> _DIRECTIONS_:
Read the records below and copy each line that contains "Toolik".

Chart and figure data
---------------
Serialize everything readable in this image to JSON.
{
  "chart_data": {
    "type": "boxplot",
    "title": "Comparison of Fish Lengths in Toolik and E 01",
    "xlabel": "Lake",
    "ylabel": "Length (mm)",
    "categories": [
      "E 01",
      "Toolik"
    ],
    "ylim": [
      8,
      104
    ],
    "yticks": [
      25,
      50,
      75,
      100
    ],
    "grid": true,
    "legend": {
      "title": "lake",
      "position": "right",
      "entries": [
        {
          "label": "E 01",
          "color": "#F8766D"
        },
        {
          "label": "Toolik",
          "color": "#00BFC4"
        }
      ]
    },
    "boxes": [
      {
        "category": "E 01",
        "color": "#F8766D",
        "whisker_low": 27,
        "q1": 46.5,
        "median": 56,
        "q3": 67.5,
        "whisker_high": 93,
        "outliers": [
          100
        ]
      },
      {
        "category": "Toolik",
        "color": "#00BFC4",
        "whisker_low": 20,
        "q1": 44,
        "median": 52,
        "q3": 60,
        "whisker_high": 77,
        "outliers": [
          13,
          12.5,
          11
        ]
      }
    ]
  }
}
---------------
> _FULL OUTPUT_:
    "title": "Comparison of Fish Lengths in Toolik and E 01",
      "Toolik"
          "label": "Toolik",
        "category": "Toolik",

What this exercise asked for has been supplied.